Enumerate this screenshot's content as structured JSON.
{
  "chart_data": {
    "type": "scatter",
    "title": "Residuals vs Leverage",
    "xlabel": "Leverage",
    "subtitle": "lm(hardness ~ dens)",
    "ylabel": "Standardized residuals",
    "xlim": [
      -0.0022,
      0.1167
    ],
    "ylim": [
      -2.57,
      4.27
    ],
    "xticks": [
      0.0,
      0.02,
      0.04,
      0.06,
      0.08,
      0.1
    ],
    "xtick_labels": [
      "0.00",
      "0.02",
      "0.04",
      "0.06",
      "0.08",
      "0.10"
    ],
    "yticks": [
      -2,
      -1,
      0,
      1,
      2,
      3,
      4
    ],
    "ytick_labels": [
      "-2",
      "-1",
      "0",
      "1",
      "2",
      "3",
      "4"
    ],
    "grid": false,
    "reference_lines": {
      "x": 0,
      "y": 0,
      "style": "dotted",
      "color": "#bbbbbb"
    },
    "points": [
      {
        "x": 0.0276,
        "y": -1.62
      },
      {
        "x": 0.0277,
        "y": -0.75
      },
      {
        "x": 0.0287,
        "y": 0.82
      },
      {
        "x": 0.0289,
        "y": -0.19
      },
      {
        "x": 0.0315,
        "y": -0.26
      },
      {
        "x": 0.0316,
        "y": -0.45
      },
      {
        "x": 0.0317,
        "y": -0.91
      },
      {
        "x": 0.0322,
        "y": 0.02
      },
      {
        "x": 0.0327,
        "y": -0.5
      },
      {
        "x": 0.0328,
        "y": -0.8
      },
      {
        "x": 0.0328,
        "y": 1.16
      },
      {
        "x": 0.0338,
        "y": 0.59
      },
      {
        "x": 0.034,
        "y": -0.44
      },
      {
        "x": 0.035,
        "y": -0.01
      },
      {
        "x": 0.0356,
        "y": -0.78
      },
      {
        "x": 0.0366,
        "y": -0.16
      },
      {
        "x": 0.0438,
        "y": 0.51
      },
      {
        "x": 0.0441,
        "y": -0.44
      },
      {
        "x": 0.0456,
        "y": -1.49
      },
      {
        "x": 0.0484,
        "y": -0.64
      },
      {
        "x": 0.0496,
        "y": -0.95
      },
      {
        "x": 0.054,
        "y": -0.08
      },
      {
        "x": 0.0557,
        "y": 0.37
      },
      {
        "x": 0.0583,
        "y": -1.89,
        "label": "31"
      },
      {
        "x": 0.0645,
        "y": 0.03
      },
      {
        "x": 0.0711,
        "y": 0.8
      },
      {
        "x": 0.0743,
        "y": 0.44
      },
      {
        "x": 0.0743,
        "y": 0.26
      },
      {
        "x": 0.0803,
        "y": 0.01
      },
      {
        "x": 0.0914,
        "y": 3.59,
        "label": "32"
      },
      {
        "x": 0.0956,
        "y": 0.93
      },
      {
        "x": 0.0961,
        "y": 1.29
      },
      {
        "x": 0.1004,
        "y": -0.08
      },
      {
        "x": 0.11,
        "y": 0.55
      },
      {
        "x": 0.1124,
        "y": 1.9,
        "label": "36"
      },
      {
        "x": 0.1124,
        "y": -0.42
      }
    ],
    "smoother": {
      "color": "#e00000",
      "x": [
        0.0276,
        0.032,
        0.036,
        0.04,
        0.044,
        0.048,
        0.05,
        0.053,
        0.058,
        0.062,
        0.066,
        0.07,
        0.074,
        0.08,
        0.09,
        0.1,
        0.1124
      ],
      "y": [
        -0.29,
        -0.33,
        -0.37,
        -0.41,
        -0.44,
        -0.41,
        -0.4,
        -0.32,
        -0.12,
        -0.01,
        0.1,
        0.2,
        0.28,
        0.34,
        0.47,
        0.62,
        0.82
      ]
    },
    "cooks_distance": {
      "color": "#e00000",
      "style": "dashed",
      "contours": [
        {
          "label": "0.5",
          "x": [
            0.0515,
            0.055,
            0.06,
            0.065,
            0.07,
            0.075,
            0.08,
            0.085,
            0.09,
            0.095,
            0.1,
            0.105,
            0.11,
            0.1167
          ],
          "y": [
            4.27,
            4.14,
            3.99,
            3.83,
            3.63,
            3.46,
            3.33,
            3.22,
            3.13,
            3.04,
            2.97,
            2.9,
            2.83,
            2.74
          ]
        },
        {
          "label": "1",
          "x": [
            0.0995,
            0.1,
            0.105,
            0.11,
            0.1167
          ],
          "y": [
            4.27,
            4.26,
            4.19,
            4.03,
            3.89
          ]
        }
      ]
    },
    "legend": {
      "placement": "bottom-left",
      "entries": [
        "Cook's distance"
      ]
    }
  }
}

## Objective
Restate all of the entries exactly, please.

## Solution to this task
Enumerate this screenshot's content as structured JSON.
{
  "chart_data": {
    "type": "scatter",
    "title": "Residuals vs Leverage",
    "xlabel": "Leverage",
    "subtitle": "lm(hardness ~ dens)",
    "ylabel": "Standardized residuals",
    "xlim": [
      -0.0022,
      0.1167
    ],
    "ylim": [
      -2.57,
      4.27
    ],
    "xticks": [
      0.0,
      0.02,
      0.04,
      0.06,
      0.08,
      0.1
    ],
    "xtick_labels": [
      "0.00",
      "0.02",
      "0.04",
      "0.06",
      "0.08",
      "0.10"
    ],
    "yticks": [
      -2,
      -1,
      0,
      1,
      2,
      3,
      4
    ],
    "ytick_labels": [
      "-2",
      "-1",
      "0",
      "1",
      "2",
      "3",
      "4"
    ],
    "grid": false,
    "reference_lines": {
      "x": 0,
      "y": 0,
      "style": "dotted",
      "color": "#bbbbbb"
    },
    "points": [
      {
        "x": 0.0276,
        "y": -1.62
      },
      {
        "x": 0.0277,
        "y": -0.75
      },
      {
        "x": 0.0287,
        "y": 0.82
      },
      {
        "x": 0.0289,
        "y": -0.19
      },
      {
        "x": 0.0315,
        "y": -0.26
      },
      {
        "x": 0.0316,
        "y": -0.45
      },
      {
        "x": 0.0317,
        "y": -0.91
      },
      {
        "x": 0.0322,
        "y": 0.02
      },
      {
        "x": 0.0327,
        "y": -0.5
      },
      {
        "x": 0.0328,
        "y": -0.8
      },
      {
        "x": 0.0328,
        "y": 1.16
      },
      {
        "x": 0.0338,
        "y": 0.59
      },
      {
        "x": 0.034,
        "y": -0.44
      },
      {
        "x": 0.035,
        "y": -0.01
      },
      {
        "x": 0.0356,
        "y": -0.78
      },
      {
        "x": 0.0366,
        "y": -0.16
      },
      {
        "x": 0.0438,
        "y": 0.51
      },
      {
        "x": 0.0441,
        "y": -0.44
      },
      {
        "x": 0.0456,
        "y": -1.49
      },
      {
        "x": 0.0484,
        "y": -0.64
      },
      {
        "x": 0.0496,
        "y": -0.95
      },
      {
        "x": 0.054,
        "y": -0.08
      },
      {
        "x": 0.0557,
        "y": 0.37
      },
      {
        "x": 0.0583,
        "y": -1.89,
        "label": "31"
      },
      {
        "x": 0.0645,
        "y": 0.03
      },
      {
        "x": 0.0711,
        "y": 0.8
      },
      {
        "x": 0.0743,
        "y": 0.44
      },
      {
        "x": 0.0743,
        "y": 0.26
      },
      {
        "x": 0.0803,
        "y": 0.01
      },
      {
        "x": 0.0914,
        "y": 3.59,
        "label": "32"
      },
      {
        "x": 0.0956,
        "y": 0.93
      },
      {
        "x": 0.0961,
        "y": 1.29
      },
      {
        "x": 0.1004,
        "y": -0.08
      },
      {
        "x": 0.11,
        "y": 0.55
      },
      {
        "x": 0.1124,
        "y": 1.9,
        "label": "36"
      },
      {
        "x": 0.1124,
        "y": -0.42
      }
    ],
    "smoother": {
      "color": "#e00000",
      "x": [
        0.0276,
        0.032,
        0.036,
        0.04,
        0.044,
        0.048,
        0.05,
        0.053,
        0.058,
        0.062,
        0.066,
        0.07,
        0.074,
        0.08,
        0.09,
        0.1,
        0.1124
      ],
      "y": [
        -0.29,
        -0.33,
        -0.37,
        -0.41,
        -0.44,
        -0.41,
        -0.4,
        -0.32,
        -0.12,
        -0.01,
        0.1,
        0.2,
        0.28,
        0.34,
        0.47,
        0.62,
        0.82
      ]
    },
    "cooks_distance": {
      "color": "#e00000",
      "style": "dashed",
      "contours": [
        {
          "label": "0.5",
          "x": [
            0.0515,
            0.055,
            0.06,
            0.065,
            0.07,
            0.075,
            0.08,
            0.085,
            0.09,
            0.095,
            0.1,
            0.105,
            0.11,
            0.1167
          ],
          "y": [
            4.27,
            4.14,
            3.99,
            3.83,
            3.63,
            3.46,
            3.33,
            3.22,
            3.13,
            3.04,
            2.97,
            2.9,
            2.83,
            2.74
          ]
        },
        {
          "label": "1",
          "x": [
            0.0995,
            0.1,
            0.105,
            0.11,
            0.1167
          ],
          "y": [
            4.27,
            4.26,
            4.19,
            4.03,
            3.89
          ]
        }
      ]
    },
    "legend": {
      "placement": "bottom-left",
      "entries": [
        "Cook's distance"
      ]
    }
  }
}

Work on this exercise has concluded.